Dataset entries
— Start —
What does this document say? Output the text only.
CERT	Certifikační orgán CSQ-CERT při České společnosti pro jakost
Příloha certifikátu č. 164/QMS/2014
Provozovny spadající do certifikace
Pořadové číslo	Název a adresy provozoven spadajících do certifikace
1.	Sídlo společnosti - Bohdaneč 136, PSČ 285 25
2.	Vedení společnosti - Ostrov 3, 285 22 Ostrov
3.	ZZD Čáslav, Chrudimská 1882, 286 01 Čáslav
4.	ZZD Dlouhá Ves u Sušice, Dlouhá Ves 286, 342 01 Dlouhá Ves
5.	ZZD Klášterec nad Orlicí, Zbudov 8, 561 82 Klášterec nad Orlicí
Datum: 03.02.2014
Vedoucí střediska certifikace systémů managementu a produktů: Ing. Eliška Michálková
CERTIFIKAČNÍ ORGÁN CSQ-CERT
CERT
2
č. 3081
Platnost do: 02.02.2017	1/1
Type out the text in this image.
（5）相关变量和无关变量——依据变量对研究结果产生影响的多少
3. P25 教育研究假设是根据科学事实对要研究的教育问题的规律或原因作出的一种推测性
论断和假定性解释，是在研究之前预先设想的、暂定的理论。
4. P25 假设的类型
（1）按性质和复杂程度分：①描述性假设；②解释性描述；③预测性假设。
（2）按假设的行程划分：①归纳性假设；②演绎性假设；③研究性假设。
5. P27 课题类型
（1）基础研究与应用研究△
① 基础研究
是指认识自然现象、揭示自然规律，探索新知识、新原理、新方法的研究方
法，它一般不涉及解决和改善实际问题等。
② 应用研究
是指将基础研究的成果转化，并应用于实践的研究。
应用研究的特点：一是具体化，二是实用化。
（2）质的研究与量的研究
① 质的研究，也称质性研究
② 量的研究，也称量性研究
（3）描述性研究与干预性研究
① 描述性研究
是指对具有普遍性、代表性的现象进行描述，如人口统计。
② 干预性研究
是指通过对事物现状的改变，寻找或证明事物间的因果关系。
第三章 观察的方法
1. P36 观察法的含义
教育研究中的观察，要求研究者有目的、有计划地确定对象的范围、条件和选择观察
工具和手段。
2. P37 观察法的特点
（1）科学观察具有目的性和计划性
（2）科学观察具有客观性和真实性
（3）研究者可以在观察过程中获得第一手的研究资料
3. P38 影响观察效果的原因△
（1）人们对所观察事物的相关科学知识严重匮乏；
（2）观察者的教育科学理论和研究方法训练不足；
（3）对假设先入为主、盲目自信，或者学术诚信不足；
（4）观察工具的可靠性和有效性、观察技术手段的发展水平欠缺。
— End —
*WHAT YOU SHOULD DO*
Output only the lines running from the line with "Type out the text in this image." through the final line of the data, inclusive.

*TASK RESULT*
Type out the text in this image.
（5）相关变量和无关变量——依据变量对研究结果产生影响的多少
3. P25 教育研究假设是根据科学事实对要研究的教育问题的规律或原因作出的一种推测性
论断和假定性解释，是在研究之前预先设想的、暂定的理论。
4. P25 假设的类型
（1）按性质和复杂程度分：①描述性假设；②解释性描述；③预测性假设。
（2）按假设的行程划分：①归纳性假设；②演绎性假设；③研究性假设。
5. P27 课题类型
（1）基础研究与应用研究△
① 基础研究
是指认识自然现象、揭示自然规律，探索新知识、新原理、新方法的研究方
法，它一般不涉及解决和改善实际问题等。
② 应用研究
是指将基础研究的成果转化，并应用于实践的研究。
应用研究的特点：一是具体化，二是实用化。
（2）质的研究与量的研究
① 质的研究，也称质性研究
② 量的研究，也称量性研究
（3）描述性研究与干预性研究
① 描述性研究
是指对具有普遍性、代表性的现象进行描述，如人口统计。
② 干预性研究
是指通过对事物现状的改变，寻找或证明事物间的因果关系。
第三章 观察的方法
1. P36 观察法的含义
教育研究中的观察，要求研究者有目的、有计划地确定对象的范围、条件和选择观察
工具和手段。
2. P37 观察法的特点
（1）科学观察具有目的性和计划性
（2）科学观察具有客观性和真实性
（3）研究者可以在观察过程中获得第一手的研究资料
3. P38 影响观察效果的原因△
（1）人们对所观察事物的相关科学知识严重匮乏；
（2）观察者的教育科学理论和研究方法训练不足；
（3）对假设先入为主、盲目自信，或者学术诚信不足；
（4）观察工具的可靠性和有效性、观察技术手段的发展水平欠缺。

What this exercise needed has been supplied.